### Exercise objective
Tally each line where the word "this" occurs, then give only the total.

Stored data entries
--- Begin ---
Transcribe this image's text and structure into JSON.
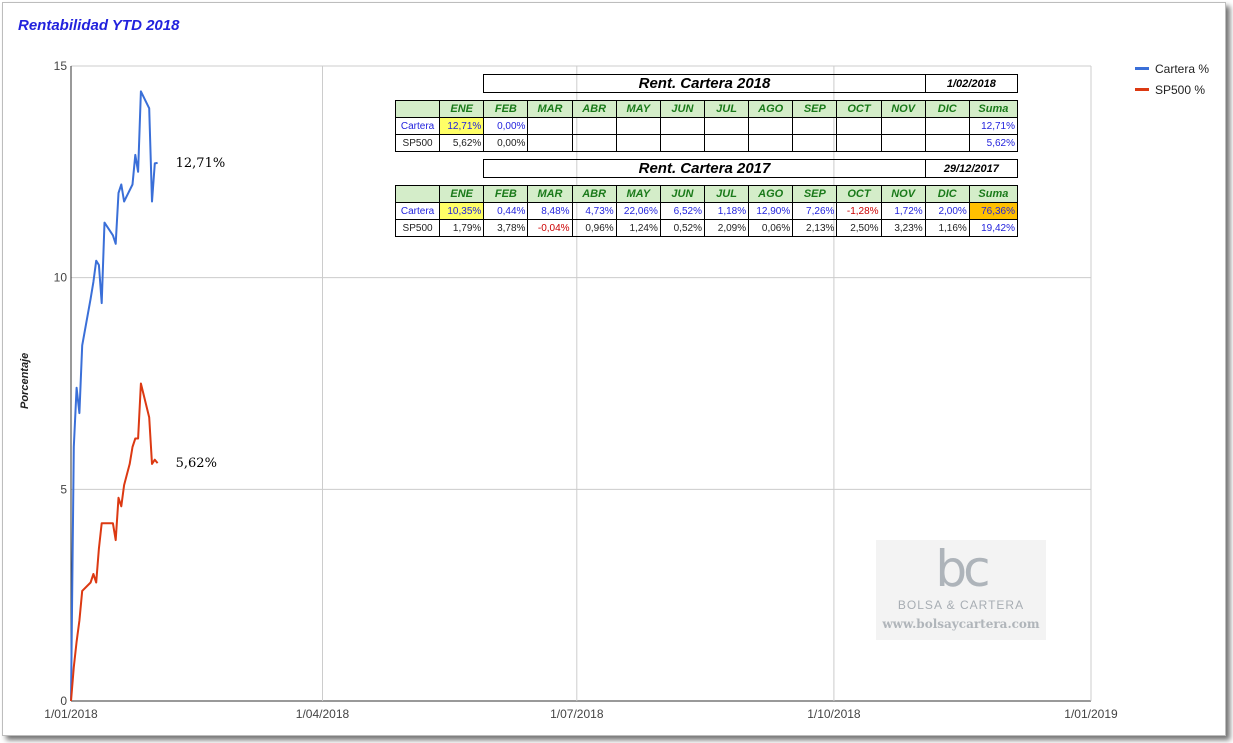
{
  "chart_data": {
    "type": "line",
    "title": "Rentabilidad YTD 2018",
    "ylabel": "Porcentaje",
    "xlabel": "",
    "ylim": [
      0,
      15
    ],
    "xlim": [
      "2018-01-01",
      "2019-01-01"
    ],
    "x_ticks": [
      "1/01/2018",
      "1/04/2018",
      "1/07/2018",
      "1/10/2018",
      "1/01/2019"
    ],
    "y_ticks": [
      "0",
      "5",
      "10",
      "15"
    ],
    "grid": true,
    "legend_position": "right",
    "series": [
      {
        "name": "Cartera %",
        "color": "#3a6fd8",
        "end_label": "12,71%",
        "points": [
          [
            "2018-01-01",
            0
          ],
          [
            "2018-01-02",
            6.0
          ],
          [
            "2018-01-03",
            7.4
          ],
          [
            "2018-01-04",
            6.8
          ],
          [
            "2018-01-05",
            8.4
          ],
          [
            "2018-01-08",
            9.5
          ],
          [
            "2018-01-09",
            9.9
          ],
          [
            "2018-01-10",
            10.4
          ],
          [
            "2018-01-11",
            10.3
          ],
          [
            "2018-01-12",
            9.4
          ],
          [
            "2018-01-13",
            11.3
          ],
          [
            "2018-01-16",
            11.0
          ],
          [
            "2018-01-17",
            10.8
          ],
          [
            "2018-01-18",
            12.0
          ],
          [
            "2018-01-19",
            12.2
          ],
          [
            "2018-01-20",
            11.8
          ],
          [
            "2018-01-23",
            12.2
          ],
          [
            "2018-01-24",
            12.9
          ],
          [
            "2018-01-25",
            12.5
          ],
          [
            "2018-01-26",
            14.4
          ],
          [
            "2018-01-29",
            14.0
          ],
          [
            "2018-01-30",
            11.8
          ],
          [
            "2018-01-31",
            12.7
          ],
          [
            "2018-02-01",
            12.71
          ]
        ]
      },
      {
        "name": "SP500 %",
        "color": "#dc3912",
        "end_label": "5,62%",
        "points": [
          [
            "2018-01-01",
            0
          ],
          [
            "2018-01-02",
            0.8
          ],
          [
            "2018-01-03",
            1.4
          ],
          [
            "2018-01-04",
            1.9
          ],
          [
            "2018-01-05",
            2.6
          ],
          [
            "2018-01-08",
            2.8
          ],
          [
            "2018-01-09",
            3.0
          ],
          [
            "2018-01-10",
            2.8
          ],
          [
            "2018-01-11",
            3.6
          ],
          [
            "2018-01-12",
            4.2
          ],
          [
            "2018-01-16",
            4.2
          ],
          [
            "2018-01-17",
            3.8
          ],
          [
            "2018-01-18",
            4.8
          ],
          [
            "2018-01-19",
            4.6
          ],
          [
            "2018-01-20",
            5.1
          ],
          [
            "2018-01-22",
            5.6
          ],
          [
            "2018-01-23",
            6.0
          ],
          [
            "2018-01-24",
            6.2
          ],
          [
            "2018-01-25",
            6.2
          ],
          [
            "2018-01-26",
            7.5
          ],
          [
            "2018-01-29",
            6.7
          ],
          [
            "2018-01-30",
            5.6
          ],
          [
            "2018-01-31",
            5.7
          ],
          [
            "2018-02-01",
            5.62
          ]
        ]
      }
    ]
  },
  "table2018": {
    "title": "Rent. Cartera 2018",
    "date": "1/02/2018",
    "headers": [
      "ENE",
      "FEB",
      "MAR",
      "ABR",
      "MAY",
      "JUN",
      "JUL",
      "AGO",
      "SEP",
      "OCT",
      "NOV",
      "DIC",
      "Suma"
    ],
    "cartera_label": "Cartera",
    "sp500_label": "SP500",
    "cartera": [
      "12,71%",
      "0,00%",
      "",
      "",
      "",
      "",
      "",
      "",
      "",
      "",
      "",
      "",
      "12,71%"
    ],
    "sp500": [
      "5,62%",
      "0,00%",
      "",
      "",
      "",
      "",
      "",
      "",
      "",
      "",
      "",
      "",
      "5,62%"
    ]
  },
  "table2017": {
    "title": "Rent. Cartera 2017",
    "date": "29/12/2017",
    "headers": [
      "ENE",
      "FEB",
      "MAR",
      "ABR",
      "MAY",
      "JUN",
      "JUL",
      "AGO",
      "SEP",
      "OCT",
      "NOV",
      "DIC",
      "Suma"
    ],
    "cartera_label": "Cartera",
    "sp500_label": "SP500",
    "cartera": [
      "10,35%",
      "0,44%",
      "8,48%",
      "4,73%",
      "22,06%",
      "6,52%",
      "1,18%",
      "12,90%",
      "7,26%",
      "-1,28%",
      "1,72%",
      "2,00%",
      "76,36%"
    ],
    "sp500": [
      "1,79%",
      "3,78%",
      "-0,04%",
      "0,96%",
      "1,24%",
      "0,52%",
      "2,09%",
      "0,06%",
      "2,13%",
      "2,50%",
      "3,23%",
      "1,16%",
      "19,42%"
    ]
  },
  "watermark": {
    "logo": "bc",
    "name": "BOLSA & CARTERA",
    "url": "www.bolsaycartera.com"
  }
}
--- End ---
--- Begin ---
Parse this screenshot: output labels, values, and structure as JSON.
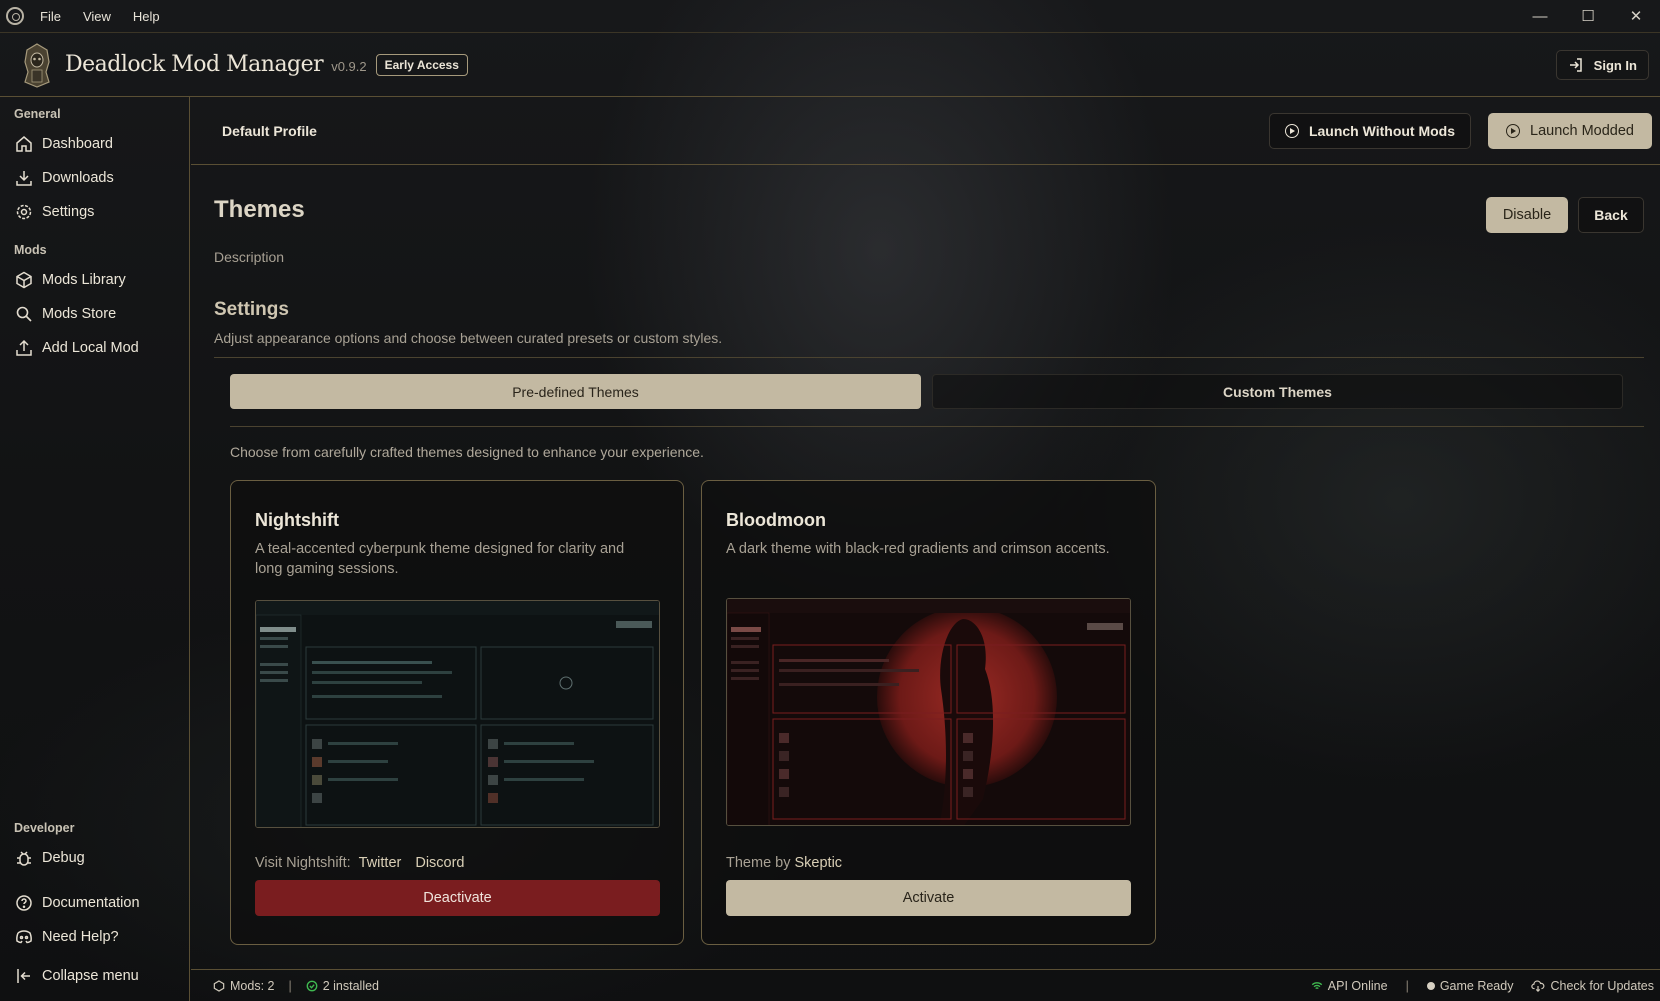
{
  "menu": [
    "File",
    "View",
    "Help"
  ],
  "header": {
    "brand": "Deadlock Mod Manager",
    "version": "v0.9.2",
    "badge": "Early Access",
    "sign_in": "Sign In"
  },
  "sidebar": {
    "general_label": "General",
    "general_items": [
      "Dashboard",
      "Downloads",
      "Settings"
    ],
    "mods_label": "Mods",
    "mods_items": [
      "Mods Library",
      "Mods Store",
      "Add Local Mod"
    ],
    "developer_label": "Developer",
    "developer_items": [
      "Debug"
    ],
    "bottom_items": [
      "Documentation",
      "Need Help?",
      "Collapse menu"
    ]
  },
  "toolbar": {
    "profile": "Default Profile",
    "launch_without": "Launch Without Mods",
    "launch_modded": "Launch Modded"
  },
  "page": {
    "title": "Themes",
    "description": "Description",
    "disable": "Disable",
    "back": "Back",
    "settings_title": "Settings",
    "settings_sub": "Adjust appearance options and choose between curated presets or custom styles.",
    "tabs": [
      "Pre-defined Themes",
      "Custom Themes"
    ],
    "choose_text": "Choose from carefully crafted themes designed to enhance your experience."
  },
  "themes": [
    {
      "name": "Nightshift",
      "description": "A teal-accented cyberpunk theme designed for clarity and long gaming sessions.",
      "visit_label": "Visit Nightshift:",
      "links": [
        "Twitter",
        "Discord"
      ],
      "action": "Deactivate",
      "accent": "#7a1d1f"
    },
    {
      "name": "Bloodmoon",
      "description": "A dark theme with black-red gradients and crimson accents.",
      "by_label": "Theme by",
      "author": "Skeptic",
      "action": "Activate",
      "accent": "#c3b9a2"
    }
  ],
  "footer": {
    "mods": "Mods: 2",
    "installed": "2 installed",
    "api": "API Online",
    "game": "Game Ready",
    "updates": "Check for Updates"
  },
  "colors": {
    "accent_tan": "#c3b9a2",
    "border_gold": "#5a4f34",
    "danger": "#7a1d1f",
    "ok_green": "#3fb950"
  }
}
--- End ---
--- Begin ---
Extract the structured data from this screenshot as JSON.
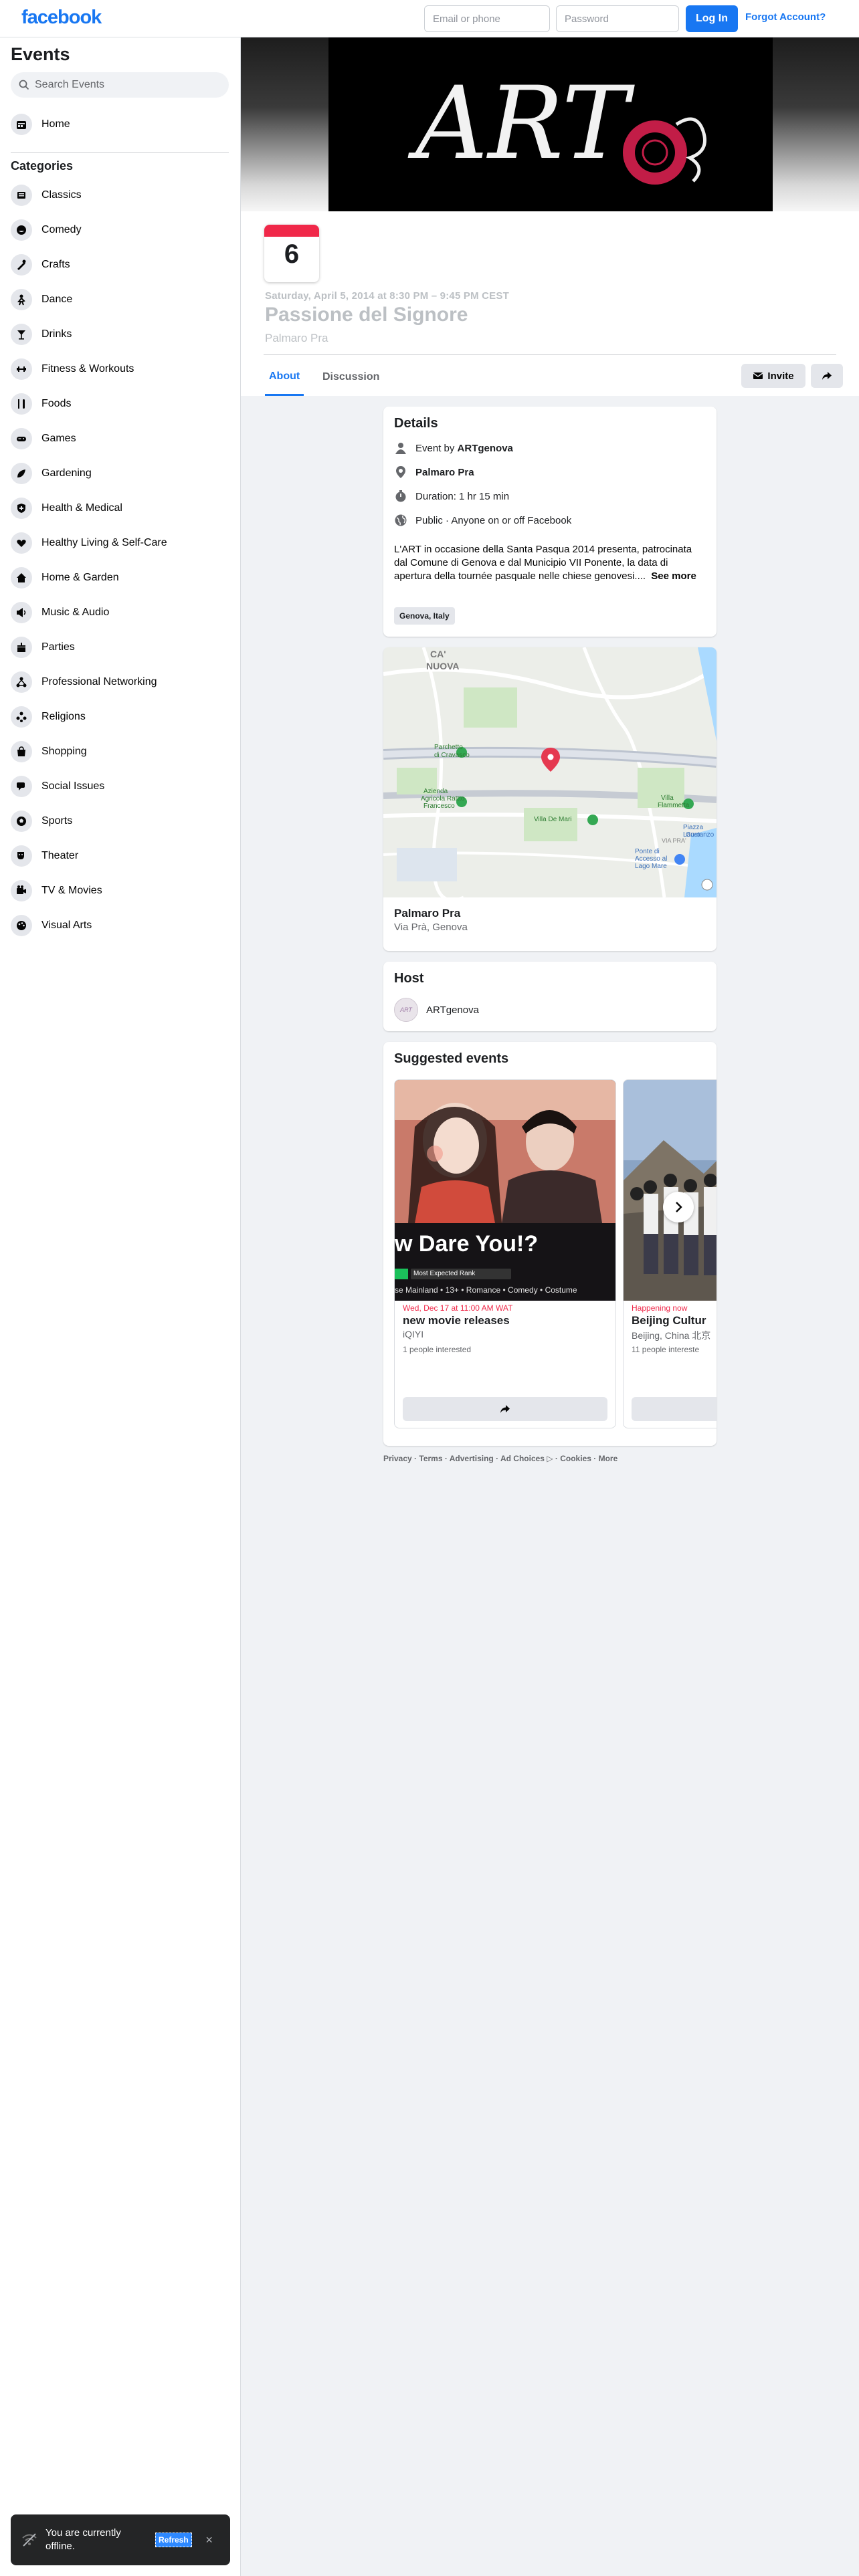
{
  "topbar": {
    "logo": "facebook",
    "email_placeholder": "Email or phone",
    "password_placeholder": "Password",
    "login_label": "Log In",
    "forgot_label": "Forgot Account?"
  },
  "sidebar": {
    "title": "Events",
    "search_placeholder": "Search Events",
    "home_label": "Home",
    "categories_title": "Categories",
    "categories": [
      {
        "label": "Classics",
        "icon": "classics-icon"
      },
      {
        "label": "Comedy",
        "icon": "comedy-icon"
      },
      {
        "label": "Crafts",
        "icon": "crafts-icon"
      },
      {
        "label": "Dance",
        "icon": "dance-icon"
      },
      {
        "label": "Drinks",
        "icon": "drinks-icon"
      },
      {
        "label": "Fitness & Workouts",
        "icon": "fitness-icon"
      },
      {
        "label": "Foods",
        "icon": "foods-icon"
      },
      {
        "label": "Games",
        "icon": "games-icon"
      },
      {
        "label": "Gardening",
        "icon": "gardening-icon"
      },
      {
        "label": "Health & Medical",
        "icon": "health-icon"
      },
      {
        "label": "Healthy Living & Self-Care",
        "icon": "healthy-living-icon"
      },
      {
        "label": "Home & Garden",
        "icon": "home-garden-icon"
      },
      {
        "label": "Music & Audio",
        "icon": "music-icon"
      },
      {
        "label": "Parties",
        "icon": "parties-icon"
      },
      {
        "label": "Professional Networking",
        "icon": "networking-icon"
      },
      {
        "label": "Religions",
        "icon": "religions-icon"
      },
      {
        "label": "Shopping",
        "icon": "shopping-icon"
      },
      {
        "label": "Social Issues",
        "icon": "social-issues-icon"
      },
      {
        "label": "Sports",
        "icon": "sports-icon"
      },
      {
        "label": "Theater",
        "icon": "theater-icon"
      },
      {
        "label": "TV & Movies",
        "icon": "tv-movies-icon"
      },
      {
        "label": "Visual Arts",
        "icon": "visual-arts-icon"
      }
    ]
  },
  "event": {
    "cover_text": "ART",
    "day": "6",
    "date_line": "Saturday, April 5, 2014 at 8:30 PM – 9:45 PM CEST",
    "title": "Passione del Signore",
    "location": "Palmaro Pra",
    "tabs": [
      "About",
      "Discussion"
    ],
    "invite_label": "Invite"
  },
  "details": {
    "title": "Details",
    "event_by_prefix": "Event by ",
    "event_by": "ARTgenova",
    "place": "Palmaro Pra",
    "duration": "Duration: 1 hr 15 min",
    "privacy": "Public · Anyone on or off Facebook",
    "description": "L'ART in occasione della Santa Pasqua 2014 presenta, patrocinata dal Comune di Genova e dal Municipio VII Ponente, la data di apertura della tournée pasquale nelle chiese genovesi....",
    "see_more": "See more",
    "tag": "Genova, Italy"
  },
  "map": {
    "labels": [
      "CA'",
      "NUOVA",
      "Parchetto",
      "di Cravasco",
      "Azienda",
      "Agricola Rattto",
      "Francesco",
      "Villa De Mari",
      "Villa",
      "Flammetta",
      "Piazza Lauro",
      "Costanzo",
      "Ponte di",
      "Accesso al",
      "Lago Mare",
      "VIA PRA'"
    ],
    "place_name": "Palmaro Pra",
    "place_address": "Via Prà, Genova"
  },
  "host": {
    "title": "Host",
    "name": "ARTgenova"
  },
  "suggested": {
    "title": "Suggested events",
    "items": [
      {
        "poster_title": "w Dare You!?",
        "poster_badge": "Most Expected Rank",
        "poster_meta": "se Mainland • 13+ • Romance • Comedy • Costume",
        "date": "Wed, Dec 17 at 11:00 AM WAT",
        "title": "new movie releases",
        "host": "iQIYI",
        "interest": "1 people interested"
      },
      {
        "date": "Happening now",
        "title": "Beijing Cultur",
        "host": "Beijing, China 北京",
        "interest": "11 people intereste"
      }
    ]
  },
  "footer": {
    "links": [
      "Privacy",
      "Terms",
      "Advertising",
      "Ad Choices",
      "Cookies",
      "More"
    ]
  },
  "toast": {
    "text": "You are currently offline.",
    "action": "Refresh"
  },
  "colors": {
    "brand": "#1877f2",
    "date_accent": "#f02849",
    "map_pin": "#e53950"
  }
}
--- End ---
### Answer in full
3